RECORDS FOR THE TASK —
■ ■ ■ ■ ■ ■ ■

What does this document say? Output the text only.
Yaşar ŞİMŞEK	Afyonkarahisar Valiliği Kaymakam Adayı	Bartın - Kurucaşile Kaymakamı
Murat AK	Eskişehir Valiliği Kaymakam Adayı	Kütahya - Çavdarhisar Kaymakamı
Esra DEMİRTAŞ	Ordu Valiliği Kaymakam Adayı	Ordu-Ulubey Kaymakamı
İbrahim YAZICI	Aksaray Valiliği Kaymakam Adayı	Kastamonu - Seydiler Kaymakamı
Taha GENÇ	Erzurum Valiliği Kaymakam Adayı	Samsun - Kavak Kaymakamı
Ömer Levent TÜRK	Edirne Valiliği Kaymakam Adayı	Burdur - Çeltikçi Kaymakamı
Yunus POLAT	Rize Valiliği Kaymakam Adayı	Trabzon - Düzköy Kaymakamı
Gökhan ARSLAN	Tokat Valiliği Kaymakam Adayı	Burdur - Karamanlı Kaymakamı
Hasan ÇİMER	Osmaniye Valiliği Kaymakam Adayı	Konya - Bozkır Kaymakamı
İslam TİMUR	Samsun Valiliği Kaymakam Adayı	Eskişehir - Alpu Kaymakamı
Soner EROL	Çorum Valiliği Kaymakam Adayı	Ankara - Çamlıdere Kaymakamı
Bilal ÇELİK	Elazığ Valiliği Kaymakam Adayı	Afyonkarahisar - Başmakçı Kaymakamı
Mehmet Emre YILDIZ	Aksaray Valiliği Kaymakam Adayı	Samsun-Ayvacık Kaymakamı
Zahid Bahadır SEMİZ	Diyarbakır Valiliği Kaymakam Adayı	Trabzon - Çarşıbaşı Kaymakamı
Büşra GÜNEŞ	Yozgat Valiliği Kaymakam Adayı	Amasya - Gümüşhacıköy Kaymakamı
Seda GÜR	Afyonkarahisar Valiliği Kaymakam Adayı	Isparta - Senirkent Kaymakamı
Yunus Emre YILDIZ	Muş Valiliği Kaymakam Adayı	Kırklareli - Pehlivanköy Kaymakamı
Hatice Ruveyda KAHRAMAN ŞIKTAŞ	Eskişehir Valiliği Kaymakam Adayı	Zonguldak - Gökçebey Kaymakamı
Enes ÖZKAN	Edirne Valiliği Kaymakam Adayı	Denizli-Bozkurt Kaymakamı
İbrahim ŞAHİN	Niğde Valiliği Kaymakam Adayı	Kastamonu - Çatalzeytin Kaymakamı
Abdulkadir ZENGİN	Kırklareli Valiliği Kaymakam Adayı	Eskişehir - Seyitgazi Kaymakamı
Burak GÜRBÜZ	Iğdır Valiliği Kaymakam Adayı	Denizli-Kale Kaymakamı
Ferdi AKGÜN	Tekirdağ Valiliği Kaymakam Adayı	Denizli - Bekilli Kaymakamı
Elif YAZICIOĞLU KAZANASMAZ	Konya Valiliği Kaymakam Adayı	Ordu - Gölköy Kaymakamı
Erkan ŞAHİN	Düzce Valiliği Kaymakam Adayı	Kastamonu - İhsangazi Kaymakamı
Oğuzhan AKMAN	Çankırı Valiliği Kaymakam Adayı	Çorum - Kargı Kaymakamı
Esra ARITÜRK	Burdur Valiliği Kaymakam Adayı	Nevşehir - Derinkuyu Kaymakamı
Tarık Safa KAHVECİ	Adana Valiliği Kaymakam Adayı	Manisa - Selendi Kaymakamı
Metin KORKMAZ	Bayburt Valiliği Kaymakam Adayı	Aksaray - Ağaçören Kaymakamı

■ ■ ■ ■ ■ ■ ■

EXERCISE GOAL —
Write out every entry above, word for word.

FINISHED EXERCISE —
What does this document say? Output the text only.
Yaşar ŞİMŞEK	Afyonkarahisar Valiliği Kaymakam Adayı	Bartın - Kurucaşile Kaymakamı
Murat AK	Eskişehir Valiliği Kaymakam Adayı	Kütahya - Çavdarhisar Kaymakamı
Esra DEMİRTAŞ	Ordu Valiliği Kaymakam Adayı	Ordu-Ulubey Kaymakamı
İbrahim YAZICI	Aksaray Valiliği Kaymakam Adayı	Kastamonu - Seydiler Kaymakamı
Taha GENÇ	Erzurum Valiliği Kaymakam Adayı	Samsun - Kavak Kaymakamı
Ömer Levent TÜRK	Edirne Valiliği Kaymakam Adayı	Burdur - Çeltikçi Kaymakamı
Yunus POLAT	Rize Valiliği Kaymakam Adayı	Trabzon - Düzköy Kaymakamı
Gökhan ARSLAN	Tokat Valiliği Kaymakam Adayı	Burdur - Karamanlı Kaymakamı
Hasan ÇİMER	Osmaniye Valiliği Kaymakam Adayı	Konya - Bozkır Kaymakamı
İslam TİMUR	Samsun Valiliği Kaymakam Adayı	Eskişehir - Alpu Kaymakamı
Soner EROL	Çorum Valiliği Kaymakam Adayı	Ankara - Çamlıdere Kaymakamı
Bilal ÇELİK	Elazığ Valiliği Kaymakam Adayı	Afyonkarahisar - Başmakçı Kaymakamı
Mehmet Emre YILDIZ	Aksaray Valiliği Kaymakam Adayı	Samsun-Ayvacık Kaymakamı
Zahid Bahadır SEMİZ	Diyarbakır Valiliği Kaymakam Adayı	Trabzon - Çarşıbaşı Kaymakamı
Büşra GÜNEŞ	Yozgat Valiliği Kaymakam Adayı	Amasya - Gümüşhacıköy Kaymakamı
Seda GÜR	Afyonkarahisar Valiliği Kaymakam Adayı	Isparta - Senirkent Kaymakamı
Yunus Emre YILDIZ	Muş Valiliği Kaymakam Adayı	Kırklareli - Pehlivanköy Kaymakamı
Hatice Ruveyda KAHRAMAN ŞIKTAŞ	Eskişehir Valiliği Kaymakam Adayı	Zonguldak - Gökçebey Kaymakamı
Enes ÖZKAN	Edirne Valiliği Kaymakam Adayı	Denizli-Bozkurt Kaymakamı
İbrahim ŞAHİN	Niğde Valiliği Kaymakam Adayı	Kastamonu - Çatalzeytin Kaymakamı
Abdulkadir ZENGİN	Kırklareli Valiliği Kaymakam Adayı	Eskişehir - Seyitgazi Kaymakamı
Burak GÜRBÜZ	Iğdır Valiliği Kaymakam Adayı	Denizli-Kale Kaymakamı
Ferdi AKGÜN	Tekirdağ Valiliği Kaymakam Adayı	Denizli - Bekilli Kaymakamı
Elif YAZICIOĞLU KAZANASMAZ	Konya Valiliği Kaymakam Adayı	Ordu - Gölköy Kaymakamı
Erkan ŞAHİN	Düzce Valiliği Kaymakam Adayı	Kastamonu - İhsangazi Kaymakamı
Oğuzhan AKMAN	Çankırı Valiliği Kaymakam Adayı	Çorum - Kargı Kaymakamı
Esra ARITÜRK	Burdur Valiliği Kaymakam Adayı	Nevşehir - Derinkuyu Kaymakamı
Tarık Safa KAHVECİ	Adana Valiliği Kaymakam Adayı	Manisa - Selendi Kaymakamı
Metin KORKMAZ	Bayburt Valiliği Kaymakam Adayı	Aksaray - Ağaçören Kaymakamı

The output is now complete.